BEGIN DATASET EXTRACT

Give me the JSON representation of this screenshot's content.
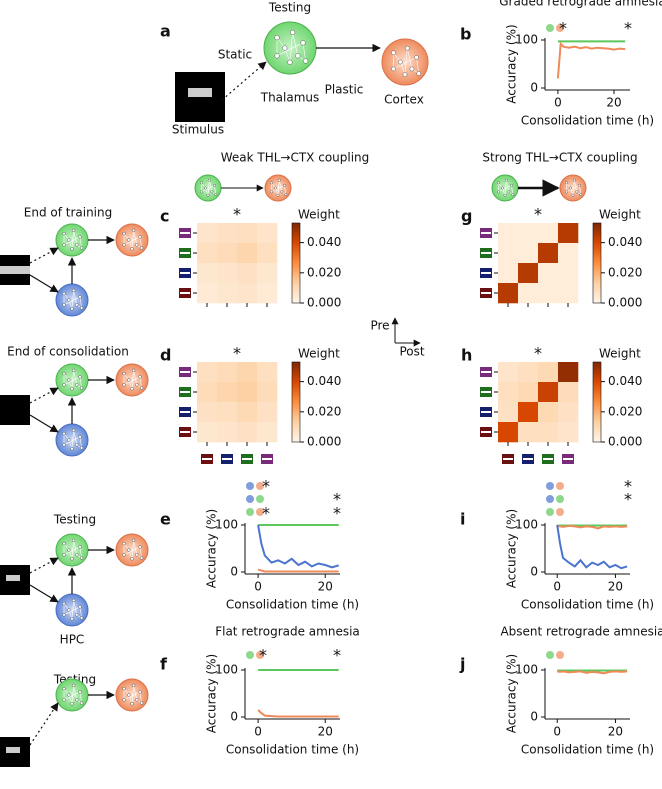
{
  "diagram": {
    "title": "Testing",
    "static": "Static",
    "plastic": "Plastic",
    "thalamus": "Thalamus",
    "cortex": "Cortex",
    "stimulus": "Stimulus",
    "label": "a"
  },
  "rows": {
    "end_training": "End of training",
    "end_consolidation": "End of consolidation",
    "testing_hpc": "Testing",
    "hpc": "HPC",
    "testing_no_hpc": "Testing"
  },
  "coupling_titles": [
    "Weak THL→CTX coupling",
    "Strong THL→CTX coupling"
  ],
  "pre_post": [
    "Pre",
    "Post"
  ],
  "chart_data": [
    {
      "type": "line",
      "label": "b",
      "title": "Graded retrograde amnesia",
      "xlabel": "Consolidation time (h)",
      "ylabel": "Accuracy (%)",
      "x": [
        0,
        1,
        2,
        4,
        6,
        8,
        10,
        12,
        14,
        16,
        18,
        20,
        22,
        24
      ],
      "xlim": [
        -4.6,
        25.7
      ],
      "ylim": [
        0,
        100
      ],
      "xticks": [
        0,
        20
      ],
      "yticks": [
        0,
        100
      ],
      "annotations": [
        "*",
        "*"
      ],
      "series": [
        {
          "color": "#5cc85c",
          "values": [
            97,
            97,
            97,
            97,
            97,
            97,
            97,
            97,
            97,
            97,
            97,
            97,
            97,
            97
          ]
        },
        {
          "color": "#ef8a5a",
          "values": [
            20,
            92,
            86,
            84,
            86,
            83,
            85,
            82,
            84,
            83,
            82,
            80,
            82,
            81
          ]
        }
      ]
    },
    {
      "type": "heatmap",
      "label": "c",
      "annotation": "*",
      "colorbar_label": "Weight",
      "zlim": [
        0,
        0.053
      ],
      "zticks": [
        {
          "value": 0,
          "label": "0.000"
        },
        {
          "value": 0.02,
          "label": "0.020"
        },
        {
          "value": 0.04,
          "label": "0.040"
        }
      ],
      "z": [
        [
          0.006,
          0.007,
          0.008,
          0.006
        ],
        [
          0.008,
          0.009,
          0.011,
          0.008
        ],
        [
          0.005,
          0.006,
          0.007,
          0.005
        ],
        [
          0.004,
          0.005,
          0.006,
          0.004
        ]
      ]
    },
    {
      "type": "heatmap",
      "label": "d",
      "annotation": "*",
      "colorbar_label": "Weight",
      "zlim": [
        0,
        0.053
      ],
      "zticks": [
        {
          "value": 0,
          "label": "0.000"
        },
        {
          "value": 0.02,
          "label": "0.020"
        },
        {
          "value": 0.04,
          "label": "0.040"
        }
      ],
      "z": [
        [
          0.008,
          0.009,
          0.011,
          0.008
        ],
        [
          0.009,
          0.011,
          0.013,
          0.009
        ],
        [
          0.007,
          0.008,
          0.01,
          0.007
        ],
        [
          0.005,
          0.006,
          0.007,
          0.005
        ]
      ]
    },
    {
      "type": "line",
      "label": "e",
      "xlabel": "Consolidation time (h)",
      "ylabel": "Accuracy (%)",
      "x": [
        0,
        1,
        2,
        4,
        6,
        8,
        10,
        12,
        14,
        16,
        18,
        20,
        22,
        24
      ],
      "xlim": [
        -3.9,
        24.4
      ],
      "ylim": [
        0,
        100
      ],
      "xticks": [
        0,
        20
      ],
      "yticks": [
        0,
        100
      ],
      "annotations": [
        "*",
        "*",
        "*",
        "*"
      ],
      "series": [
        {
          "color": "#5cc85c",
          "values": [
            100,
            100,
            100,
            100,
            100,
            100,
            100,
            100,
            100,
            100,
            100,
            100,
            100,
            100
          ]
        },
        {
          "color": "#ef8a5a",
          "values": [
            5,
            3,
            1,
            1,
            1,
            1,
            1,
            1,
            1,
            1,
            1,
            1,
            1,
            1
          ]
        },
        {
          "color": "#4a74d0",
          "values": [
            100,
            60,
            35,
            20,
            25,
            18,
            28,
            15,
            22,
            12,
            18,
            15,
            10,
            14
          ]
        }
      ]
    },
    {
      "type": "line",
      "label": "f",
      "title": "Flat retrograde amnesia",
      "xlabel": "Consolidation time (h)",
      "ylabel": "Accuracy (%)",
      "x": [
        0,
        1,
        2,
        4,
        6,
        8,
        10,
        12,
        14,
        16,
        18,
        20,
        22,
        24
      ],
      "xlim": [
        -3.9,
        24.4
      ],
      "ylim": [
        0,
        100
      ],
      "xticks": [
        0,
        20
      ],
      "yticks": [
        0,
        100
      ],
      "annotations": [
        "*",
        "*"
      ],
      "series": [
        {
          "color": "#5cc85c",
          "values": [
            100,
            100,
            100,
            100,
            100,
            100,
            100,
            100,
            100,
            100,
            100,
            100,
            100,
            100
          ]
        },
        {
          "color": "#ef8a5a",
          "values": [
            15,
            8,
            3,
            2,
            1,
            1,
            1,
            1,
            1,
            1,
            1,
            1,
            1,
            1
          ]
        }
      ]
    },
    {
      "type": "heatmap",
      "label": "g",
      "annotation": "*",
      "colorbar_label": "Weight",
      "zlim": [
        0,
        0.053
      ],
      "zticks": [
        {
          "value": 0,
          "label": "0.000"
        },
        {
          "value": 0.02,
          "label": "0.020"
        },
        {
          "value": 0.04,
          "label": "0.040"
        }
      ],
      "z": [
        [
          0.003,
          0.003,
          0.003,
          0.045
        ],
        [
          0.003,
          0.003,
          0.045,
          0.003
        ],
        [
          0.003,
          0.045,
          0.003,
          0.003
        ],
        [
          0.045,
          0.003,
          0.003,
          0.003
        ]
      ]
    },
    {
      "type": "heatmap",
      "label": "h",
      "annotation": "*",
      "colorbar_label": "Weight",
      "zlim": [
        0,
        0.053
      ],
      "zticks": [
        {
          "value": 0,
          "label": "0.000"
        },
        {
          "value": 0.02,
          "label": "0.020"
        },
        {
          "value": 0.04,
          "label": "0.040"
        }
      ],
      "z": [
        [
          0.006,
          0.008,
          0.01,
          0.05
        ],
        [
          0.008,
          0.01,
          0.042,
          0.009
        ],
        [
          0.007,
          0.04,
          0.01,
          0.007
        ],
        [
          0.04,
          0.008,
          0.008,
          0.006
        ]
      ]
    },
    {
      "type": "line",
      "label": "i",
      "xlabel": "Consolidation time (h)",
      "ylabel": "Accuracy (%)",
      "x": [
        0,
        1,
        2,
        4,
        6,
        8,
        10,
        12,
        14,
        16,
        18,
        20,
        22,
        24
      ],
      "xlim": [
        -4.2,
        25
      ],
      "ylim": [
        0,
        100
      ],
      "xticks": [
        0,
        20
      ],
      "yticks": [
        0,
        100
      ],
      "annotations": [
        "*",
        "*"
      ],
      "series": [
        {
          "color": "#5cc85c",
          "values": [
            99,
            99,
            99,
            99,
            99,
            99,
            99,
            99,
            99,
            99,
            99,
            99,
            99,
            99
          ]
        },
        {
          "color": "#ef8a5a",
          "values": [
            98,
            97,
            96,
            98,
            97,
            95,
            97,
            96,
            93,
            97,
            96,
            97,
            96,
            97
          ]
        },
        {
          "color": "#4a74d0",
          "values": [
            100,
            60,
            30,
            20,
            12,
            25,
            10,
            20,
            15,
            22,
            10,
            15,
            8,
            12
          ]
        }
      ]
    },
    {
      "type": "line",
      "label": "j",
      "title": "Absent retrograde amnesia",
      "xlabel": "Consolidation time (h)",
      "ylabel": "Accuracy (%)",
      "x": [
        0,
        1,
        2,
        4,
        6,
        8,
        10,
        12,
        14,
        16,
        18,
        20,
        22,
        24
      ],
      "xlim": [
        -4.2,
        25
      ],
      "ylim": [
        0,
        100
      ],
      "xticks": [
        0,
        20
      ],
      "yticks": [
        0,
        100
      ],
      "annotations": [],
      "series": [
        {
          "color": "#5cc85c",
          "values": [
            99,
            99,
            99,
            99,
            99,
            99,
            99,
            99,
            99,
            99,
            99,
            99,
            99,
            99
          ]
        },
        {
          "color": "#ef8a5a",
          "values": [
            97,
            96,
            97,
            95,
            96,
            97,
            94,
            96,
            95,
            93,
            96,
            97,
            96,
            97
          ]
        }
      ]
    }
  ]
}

END DATASET EXTRACT

▶ _TASK STATEMENT_:
Every line of the records that includes the word "Testing" should be gathered.

▶ _CORRECT OUTPUT_:
    "title": "Testing",
    "testing_hpc": "Testing",
    "testing_no_hpc": "Testing"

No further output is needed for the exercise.